**DATA RECORDS**
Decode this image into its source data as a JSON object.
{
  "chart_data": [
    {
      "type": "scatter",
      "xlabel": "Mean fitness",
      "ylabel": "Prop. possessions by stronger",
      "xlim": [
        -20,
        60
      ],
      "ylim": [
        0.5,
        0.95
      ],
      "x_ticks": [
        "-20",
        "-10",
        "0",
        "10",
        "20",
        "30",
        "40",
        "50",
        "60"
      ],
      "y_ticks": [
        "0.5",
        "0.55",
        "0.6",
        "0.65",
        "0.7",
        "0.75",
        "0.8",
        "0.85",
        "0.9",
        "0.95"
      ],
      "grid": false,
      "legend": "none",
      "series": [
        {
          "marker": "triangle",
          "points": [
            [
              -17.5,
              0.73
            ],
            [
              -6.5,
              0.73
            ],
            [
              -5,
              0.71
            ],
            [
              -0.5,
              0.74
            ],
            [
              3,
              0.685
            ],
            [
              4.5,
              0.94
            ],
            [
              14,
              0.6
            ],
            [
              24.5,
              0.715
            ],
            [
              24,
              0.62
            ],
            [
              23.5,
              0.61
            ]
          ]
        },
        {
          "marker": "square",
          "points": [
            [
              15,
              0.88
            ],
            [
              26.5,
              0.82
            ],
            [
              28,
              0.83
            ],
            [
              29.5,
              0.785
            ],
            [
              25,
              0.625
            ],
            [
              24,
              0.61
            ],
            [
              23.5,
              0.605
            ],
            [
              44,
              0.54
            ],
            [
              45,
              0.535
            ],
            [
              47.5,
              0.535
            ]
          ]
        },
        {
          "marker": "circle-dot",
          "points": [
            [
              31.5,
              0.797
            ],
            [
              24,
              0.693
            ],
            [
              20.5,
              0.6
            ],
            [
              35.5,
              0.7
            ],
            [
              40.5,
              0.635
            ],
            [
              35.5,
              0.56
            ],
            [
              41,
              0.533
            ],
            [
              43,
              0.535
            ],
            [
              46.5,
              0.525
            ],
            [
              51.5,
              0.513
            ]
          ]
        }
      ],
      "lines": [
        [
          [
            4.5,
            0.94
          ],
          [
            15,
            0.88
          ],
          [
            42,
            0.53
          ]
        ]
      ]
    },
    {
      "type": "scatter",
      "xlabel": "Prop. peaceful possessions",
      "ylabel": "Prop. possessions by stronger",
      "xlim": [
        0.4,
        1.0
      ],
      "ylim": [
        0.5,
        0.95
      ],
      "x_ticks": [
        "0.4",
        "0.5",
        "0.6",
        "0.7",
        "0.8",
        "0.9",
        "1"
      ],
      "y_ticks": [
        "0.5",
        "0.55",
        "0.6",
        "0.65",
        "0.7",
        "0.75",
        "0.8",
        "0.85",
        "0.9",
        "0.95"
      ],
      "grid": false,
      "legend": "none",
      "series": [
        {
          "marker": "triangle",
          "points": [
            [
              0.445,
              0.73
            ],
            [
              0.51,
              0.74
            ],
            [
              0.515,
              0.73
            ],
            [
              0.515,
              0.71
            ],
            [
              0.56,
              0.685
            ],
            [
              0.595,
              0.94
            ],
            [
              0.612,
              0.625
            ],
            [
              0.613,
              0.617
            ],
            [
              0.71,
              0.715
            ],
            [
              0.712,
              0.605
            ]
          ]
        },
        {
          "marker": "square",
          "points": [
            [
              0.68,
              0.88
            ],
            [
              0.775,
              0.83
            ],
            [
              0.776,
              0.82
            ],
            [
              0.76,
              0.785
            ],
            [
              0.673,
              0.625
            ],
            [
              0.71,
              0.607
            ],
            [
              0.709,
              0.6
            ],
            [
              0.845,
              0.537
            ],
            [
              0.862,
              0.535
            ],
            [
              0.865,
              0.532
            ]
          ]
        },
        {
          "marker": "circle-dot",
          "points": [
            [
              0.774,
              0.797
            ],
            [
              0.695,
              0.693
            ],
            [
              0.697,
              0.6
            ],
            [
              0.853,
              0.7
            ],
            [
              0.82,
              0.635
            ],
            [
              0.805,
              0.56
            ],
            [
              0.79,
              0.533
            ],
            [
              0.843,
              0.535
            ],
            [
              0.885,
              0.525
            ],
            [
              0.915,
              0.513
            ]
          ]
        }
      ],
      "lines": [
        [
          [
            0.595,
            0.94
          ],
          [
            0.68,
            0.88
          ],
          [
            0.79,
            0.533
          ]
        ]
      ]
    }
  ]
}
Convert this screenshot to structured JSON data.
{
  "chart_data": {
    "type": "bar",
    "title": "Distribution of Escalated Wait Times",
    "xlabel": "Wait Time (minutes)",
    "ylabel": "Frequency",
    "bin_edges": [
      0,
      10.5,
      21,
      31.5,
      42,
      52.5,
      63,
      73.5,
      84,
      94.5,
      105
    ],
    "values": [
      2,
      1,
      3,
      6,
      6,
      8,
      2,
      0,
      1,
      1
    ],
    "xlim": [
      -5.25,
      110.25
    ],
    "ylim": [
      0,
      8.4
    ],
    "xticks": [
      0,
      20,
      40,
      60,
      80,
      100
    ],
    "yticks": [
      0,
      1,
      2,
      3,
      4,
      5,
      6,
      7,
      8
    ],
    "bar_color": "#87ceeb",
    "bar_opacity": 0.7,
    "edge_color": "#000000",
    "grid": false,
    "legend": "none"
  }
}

**YOUR OBJECTIVE**
Within the data above, pick out all lines holding the word "this".

**RESULT**
Decode this image into its source data as a JSON object.
Convert this screenshot to structured JSON data.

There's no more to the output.